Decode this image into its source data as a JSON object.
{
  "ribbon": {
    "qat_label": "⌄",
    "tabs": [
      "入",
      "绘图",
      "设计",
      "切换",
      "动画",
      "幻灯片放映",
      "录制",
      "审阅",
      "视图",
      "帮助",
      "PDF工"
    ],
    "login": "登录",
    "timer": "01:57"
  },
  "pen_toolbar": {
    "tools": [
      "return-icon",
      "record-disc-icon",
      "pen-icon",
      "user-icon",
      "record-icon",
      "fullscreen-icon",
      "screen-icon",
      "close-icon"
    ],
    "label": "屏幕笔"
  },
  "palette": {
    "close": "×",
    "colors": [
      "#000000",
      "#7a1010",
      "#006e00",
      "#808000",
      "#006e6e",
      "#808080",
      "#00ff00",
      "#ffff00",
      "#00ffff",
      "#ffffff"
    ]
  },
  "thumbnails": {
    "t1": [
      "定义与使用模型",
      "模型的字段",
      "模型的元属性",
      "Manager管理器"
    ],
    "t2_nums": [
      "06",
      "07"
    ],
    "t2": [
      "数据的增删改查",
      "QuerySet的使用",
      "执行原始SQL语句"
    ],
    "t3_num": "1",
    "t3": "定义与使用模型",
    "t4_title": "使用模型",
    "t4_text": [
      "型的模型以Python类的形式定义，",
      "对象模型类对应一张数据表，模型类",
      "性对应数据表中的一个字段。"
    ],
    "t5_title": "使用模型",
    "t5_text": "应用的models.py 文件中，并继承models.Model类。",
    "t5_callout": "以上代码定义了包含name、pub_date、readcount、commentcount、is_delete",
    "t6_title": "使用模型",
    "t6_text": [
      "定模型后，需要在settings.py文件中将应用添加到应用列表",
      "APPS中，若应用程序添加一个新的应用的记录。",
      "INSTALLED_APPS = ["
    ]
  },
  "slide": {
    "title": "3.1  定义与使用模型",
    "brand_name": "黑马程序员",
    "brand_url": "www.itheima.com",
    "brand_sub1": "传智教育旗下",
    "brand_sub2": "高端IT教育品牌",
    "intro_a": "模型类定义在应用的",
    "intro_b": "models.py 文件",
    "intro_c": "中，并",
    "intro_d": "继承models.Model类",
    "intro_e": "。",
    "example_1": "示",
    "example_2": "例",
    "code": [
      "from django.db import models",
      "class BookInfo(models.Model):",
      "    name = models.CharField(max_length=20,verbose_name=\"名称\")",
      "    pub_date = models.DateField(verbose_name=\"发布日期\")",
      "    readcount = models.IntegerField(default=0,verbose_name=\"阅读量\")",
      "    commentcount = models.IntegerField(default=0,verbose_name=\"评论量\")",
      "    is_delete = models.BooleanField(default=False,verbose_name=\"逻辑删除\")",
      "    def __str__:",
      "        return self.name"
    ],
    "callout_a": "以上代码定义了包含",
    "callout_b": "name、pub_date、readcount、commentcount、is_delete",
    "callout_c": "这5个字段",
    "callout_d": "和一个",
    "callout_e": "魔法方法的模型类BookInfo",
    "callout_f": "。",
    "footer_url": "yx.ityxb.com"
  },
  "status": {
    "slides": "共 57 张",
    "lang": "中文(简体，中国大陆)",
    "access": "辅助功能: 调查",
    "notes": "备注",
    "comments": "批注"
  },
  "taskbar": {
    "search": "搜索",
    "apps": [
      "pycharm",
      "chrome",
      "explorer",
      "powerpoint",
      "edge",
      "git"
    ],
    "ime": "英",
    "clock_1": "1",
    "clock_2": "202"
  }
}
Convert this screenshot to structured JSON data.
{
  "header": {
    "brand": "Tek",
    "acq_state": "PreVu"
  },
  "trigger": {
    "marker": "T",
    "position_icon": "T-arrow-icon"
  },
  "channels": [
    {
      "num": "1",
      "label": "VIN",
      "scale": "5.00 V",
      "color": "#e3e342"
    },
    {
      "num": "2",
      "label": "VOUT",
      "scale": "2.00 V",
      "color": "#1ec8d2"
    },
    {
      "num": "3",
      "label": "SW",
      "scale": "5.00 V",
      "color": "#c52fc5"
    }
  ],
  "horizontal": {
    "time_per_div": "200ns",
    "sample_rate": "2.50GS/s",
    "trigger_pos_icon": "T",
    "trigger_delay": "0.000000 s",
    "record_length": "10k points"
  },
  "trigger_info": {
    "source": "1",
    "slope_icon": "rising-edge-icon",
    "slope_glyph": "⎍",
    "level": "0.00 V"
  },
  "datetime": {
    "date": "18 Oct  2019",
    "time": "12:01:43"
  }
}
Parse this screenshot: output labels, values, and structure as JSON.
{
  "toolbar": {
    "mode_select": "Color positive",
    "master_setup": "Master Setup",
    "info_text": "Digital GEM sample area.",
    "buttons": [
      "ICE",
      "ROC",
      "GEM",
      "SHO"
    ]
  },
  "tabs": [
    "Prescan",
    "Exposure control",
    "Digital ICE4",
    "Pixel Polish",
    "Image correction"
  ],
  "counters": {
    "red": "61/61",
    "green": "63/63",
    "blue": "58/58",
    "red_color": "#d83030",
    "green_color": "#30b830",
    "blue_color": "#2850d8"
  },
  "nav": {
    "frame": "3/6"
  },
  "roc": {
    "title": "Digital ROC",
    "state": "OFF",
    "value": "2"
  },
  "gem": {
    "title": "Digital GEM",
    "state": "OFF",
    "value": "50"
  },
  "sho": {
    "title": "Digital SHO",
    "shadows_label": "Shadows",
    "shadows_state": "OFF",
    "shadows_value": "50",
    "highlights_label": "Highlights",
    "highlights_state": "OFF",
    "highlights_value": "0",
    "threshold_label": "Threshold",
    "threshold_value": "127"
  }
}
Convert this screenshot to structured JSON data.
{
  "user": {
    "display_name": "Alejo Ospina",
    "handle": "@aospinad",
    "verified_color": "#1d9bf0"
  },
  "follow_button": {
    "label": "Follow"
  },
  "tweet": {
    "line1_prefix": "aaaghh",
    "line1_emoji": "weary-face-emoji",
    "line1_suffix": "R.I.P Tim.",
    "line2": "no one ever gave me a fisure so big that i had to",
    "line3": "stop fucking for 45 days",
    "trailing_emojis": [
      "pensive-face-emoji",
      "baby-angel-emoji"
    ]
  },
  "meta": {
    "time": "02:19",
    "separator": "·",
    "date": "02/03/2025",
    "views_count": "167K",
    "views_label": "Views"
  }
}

--

Goal →
What is needed here is an exact reproduction of all the entries.

Response →
Decode this image into its source data as a JSON object.
{
  "ribbon": {
    "qat_label": "⌄",
    "tabs": [
      "入",
      "绘图",
      "设计",
      "切换",
      "动画",
      "幻灯片放映",
      "录制",
      "审阅",
      "视图",
      "帮助",
      "PDF工"
    ],
    "login": "登录",
    "timer": "01:57"
  },
  "pen_toolbar": {
    "tools": [
      "return-icon",
      "record-disc-icon",
      "pen-icon",
      "user-icon",
      "record-icon",
      "fullscreen-icon",
      "screen-icon",
      "close-icon"
    ],
    "label": "屏幕笔"
  },
  "palette": {
    "close": "×",
    "colors": [
      "#000000",
      "#7a1010",
      "#006e00",
      "#808000",
      "#006e6e",
      "#808080",
      "#00ff00",
      "#ffff00",
      "#00ffff",
      "#ffffff"
    ]
  },
  "thumbnails": {
    "t1": [
      "定义与使用模型",
      "模型的字段",
      "模型的元属性",
      "Manager管理器"
    ],
    "t2_nums": [
      "06",
      "07"
    ],
    "t2": [
      "数据的增删改查",
      "QuerySet的使用",
      "执行原始SQL语句"
    ],
    "t3_num": "1",
    "t3": "定义与使用模型",
    "t4_title": "使用模型",
    "t4_text": [
      "型的模型以Python类的形式定义，",
      "对象模型类对应一张数据表，模型类",
      "性对应数据表中的一个字段。"
    ],
    "t5_title": "使用模型",
    "t5_text": "应用的models.py 文件中，并继承models.Model类。",
    "t5_callout": "以上代码定义了包含name、pub_date、readcount、commentcount、is_delete",
    "t6_title": "使用模型",
    "t6_text": [
      "定模型后，需要在settings.py文件中将应用添加到应用列表",
      "APPS中，若应用程序添加一个新的应用的记录。",
      "INSTALLED_APPS = ["
    ]
  },
  "slide": {
    "title": "3.1  定义与使用模型",
    "brand_name": "黑马程序员",
    "brand_url": "www.itheima.com",
    "brand_sub1": "传智教育旗下",
    "brand_sub2": "高端IT教育品牌",
    "intro_a": "模型类定义在应用的",
    "intro_b": "models.py 文件",
    "intro_c": "中，并",
    "intro_d": "继承models.Model类",
    "intro_e": "。",
    "example_1": "示",
    "example_2": "例",
    "code": [
      "from django.db import models",
      "class BookInfo(models.Model):",
      "    name = models.CharField(max_length=20,verbose_name=\"名称\")",
      "    pub_date = models.DateField(verbose_name=\"发布日期\")",
      "    readcount = models.IntegerField(default=0,verbose_name=\"阅读量\")",
      "    commentcount = models.IntegerField(default=0,verbose_name=\"评论量\")",
      "    is_delete = models.BooleanField(default=False,verbose_name=\"逻辑删除\")",
      "    def __str__:",
      "        return self.name"
    ],
    "callout_a": "以上代码定义了包含",
    "callout_b": "name、pub_date、readcount、commentcount、is_delete",
    "callout_c": "这5个字段",
    "callout_d": "和一个",
    "callout_e": "魔法方法的模型类BookInfo",
    "callout_f": "。",
    "footer_url": "yx.ityxb.com"
  },
  "status": {
    "slides": "共 57 张",
    "lang": "中文(简体，中国大陆)",
    "access": "辅助功能: 调查",
    "notes": "备注",
    "comments": "批注"
  },
  "taskbar": {
    "search": "搜索",
    "apps": [
      "pycharm",
      "chrome",
      "explorer",
      "powerpoint",
      "edge",
      "git"
    ],
    "ime": "英",
    "clock_1": "1",
    "clock_2": "202"
  }
}
Convert this screenshot to structured JSON data.
{
  "header": {
    "brand": "Tek",
    "acq_state": "PreVu"
  },
  "trigger": {
    "marker": "T",
    "position_icon": "T-arrow-icon"
  },
  "channels": [
    {
      "num": "1",
      "label": "VIN",
      "scale": "5.00 V",
      "color": "#e3e342"
    },
    {
      "num": "2",
      "label": "VOUT",
      "scale": "2.00 V",
      "color": "#1ec8d2"
    },
    {
      "num": "3",
      "label": "SW",
      "scale": "5.00 V",
      "color": "#c52fc5"
    }
  ],
  "horizontal": {
    "time_per_div": "200ns",
    "sample_rate": "2.50GS/s",
    "trigger_pos_icon": "T",
    "trigger_delay": "0.000000 s",
    "record_length": "10k points"
  },
  "trigger_info": {
    "source": "1",
    "slope_icon": "rising-edge-icon",
    "slope_glyph": "⎍",
    "level": "0.00 V"
  },
  "datetime": {
    "date": "18 Oct  2019",
    "time": "12:01:43"
  }
}
Parse this screenshot: output labels, values, and structure as JSON.
{
  "toolbar": {
    "mode_select": "Color positive",
    "master_setup": "Master Setup",
    "info_text": "Digital GEM sample area.",
    "buttons": [
      "ICE",
      "ROC",
      "GEM",
      "SHO"
    ]
  },
  "tabs": [
    "Prescan",
    "Exposure control",
    "Digital ICE4",
    "Pixel Polish",
    "Image correction"
  ],
  "counters": {
    "red": "61/61",
    "green": "63/63",
    "blue": "58/58",
    "red_color": "#d83030",
    "green_color": "#30b830",
    "blue_color": "#2850d8"
  },
  "nav": {
    "frame": "3/6"
  },
  "roc": {
    "title": "Digital ROC",
    "state": "OFF",
    "value": "2"
  },
  "gem": {
    "title": "Digital GEM",
    "state": "OFF",
    "value": "50"
  },
  "sho": {
    "title": "Digital SHO",
    "shadows_label": "Shadows",
    "shadows_state": "OFF",
    "shadows_value": "50",
    "highlights_label": "Highlights",
    "highlights_state": "OFF",
    "highlights_value": "0",
    "threshold_label": "Threshold",
    "threshold_value": "127"
  }
}
Convert this screenshot to structured JSON data.
{
  "user": {
    "display_name": "Alejo Ospina",
    "handle": "@aospinad",
    "verified_color": "#1d9bf0"
  },
  "follow_button": {
    "label": "Follow"
  },
  "tweet": {
    "line1_prefix": "aaaghh",
    "line1_emoji": "weary-face-emoji",
    "line1_suffix": "R.I.P Tim.",
    "line2": "no one ever gave me a fisure so big that i had to",
    "line3": "stop fucking for 45 days",
    "trailing_emojis": [
      "pensive-face-emoji",
      "baby-angel-emoji"
    ]
  },
  "meta": {
    "time": "02:19",
    "separator": "·",
    "date": "02/03/2025",
    "views_count": "167K",
    "views_label": "Views"
  }
}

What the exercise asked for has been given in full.